▶ SET PROBLEM
Search the entries below. Return every line that has "Distance" in it.

▶ MATERIAL TO PROCESS

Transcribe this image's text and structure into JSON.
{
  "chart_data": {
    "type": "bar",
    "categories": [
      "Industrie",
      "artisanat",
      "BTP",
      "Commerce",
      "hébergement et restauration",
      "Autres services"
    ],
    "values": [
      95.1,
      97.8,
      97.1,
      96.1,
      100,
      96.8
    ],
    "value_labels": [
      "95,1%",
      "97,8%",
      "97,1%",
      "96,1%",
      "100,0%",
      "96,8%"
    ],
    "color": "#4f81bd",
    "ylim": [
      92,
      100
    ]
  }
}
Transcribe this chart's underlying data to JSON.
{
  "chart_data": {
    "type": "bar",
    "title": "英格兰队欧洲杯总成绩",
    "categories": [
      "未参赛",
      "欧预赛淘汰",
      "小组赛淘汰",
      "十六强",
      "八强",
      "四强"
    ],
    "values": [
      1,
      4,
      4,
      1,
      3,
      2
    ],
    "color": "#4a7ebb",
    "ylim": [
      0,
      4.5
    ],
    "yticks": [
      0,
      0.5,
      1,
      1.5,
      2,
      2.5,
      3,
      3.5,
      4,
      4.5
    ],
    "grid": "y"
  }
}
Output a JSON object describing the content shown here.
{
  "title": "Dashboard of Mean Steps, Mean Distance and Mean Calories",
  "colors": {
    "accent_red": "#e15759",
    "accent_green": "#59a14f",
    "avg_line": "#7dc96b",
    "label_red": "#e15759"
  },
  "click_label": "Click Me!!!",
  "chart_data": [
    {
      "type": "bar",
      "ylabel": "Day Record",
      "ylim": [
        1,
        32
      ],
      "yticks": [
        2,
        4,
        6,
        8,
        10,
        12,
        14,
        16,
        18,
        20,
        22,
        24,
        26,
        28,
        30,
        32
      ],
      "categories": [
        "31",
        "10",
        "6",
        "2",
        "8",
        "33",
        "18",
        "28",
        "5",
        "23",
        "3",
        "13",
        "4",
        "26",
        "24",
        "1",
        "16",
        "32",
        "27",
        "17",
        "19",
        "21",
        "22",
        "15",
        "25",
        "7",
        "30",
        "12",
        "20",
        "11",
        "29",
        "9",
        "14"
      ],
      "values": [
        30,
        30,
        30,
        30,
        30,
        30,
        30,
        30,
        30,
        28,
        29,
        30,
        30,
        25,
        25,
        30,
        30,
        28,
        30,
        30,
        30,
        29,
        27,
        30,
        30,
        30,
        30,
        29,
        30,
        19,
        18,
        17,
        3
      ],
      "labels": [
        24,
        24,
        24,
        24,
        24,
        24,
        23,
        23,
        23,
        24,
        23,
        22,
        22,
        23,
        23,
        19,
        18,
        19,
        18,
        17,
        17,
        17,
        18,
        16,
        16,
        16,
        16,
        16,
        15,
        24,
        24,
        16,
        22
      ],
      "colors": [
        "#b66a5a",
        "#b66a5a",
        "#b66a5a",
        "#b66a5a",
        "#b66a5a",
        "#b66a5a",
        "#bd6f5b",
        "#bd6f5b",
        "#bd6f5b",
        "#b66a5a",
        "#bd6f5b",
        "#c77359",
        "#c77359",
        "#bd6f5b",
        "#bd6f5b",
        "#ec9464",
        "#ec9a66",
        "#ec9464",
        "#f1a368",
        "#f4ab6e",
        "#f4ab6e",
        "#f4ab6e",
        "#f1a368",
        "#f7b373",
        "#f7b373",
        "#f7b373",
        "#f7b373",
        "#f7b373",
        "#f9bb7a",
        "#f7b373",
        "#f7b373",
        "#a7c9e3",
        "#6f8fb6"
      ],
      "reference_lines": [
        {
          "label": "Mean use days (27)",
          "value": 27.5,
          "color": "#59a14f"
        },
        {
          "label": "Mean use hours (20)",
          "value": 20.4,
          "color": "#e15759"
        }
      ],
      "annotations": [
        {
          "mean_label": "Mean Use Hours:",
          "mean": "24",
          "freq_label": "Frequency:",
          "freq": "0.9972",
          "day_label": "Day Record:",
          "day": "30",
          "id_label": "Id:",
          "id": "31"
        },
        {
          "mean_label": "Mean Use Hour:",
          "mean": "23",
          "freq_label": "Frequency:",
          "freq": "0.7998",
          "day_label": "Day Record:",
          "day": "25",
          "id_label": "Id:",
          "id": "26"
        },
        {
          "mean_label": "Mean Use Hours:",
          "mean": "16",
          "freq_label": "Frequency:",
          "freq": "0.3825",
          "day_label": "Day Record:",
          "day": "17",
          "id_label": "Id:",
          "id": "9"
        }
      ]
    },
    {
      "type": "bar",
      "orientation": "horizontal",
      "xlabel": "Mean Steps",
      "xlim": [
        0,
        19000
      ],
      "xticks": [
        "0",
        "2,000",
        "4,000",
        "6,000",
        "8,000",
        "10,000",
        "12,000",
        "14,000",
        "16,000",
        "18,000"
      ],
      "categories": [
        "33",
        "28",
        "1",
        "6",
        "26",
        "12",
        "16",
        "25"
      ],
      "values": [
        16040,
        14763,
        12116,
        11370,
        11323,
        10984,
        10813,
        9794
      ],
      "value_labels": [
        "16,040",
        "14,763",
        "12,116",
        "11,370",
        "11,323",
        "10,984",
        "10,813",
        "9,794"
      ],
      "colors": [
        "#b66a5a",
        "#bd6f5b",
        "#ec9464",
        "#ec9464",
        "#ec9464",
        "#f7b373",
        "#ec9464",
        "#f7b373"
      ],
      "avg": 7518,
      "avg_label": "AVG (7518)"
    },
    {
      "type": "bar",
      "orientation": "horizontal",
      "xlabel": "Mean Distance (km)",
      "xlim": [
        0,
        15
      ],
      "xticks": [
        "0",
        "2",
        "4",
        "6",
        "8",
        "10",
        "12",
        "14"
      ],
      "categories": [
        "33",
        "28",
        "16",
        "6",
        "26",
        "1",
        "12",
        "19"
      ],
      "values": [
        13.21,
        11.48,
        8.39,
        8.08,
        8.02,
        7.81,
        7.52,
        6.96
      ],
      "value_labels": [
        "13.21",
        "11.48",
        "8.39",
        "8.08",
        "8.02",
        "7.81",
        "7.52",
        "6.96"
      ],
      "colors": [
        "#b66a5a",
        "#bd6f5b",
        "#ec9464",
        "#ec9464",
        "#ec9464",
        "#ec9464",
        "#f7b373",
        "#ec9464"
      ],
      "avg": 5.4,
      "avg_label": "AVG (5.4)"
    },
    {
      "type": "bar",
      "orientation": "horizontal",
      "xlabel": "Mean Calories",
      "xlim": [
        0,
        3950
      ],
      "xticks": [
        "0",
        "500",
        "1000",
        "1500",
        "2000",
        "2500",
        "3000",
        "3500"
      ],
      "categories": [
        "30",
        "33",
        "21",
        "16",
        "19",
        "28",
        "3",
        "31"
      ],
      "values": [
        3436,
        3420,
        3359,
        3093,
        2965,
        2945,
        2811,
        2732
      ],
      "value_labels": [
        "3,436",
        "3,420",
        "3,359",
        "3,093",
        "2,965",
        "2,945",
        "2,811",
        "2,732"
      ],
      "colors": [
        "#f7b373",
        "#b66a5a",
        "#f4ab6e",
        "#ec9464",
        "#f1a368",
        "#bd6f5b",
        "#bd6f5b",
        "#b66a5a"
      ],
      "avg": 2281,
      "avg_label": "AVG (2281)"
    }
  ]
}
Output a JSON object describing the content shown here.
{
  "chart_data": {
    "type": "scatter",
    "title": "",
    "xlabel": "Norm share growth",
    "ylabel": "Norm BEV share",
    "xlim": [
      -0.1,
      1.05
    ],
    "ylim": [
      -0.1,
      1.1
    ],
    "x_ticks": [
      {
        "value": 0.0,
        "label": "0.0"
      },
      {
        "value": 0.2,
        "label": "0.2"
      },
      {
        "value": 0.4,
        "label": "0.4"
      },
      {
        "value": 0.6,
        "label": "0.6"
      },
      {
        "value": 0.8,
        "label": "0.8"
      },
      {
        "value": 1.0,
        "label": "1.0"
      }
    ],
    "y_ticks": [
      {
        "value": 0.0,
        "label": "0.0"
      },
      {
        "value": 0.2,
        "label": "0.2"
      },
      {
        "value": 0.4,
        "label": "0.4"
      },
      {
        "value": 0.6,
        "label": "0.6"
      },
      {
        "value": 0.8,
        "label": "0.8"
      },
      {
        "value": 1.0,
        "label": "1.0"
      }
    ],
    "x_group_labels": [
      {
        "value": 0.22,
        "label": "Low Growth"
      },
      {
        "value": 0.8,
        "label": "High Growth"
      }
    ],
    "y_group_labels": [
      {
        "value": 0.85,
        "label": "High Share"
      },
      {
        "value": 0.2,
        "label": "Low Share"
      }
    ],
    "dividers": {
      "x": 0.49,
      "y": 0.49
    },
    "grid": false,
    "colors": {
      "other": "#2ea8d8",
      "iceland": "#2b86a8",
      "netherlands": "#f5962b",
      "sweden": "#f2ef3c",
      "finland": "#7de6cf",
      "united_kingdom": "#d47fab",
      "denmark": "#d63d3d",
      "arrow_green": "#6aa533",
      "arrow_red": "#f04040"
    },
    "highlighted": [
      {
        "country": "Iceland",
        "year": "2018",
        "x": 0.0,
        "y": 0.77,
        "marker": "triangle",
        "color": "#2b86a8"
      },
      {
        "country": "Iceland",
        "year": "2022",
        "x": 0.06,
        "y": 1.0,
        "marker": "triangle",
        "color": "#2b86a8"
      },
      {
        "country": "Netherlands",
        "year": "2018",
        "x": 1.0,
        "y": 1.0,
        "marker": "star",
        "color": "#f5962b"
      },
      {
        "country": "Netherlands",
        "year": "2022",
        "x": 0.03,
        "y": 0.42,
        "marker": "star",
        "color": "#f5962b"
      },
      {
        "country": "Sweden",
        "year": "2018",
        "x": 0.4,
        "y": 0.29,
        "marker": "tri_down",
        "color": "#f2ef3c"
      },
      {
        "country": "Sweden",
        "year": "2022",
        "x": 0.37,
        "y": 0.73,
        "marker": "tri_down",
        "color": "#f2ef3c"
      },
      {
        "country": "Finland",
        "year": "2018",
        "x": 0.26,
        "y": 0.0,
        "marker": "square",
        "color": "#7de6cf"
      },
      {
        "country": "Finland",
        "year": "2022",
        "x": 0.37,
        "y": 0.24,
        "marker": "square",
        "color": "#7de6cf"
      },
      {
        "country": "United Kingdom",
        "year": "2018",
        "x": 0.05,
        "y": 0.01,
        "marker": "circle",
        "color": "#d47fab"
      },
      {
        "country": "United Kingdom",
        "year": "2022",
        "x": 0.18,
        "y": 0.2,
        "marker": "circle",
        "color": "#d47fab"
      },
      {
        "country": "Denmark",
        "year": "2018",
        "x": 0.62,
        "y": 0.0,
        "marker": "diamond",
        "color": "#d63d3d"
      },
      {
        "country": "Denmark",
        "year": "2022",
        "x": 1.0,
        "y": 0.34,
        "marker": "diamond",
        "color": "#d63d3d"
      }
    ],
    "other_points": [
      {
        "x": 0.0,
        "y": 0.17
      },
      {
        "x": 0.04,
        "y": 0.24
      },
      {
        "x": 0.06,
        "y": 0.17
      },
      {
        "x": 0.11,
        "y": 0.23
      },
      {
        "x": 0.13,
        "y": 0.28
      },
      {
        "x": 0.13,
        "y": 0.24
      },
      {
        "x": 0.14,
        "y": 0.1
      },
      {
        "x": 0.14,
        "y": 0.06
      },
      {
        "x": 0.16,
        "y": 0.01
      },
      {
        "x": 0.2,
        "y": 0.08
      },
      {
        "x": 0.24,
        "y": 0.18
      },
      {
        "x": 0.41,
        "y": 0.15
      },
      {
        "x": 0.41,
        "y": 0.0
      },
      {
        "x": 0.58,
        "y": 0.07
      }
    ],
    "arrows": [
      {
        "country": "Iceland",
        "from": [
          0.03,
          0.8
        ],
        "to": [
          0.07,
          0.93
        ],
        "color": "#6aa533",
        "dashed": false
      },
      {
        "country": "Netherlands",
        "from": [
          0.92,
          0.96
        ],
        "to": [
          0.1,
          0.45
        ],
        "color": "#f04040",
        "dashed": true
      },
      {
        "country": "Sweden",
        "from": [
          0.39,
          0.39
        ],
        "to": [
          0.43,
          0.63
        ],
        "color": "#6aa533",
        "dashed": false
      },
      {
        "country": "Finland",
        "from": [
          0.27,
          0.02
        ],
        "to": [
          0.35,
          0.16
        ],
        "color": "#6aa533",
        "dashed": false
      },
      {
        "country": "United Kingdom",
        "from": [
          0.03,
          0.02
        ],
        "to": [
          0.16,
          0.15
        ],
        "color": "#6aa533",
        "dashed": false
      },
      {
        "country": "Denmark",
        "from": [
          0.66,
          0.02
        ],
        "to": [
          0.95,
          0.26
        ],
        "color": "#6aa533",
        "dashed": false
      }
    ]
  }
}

▶ RESPONSE TO THE TASK
  "title": "Dashboard of Mean Steps, Mean Distance and Mean Calories",
      "xlabel": "Mean Distance (km)",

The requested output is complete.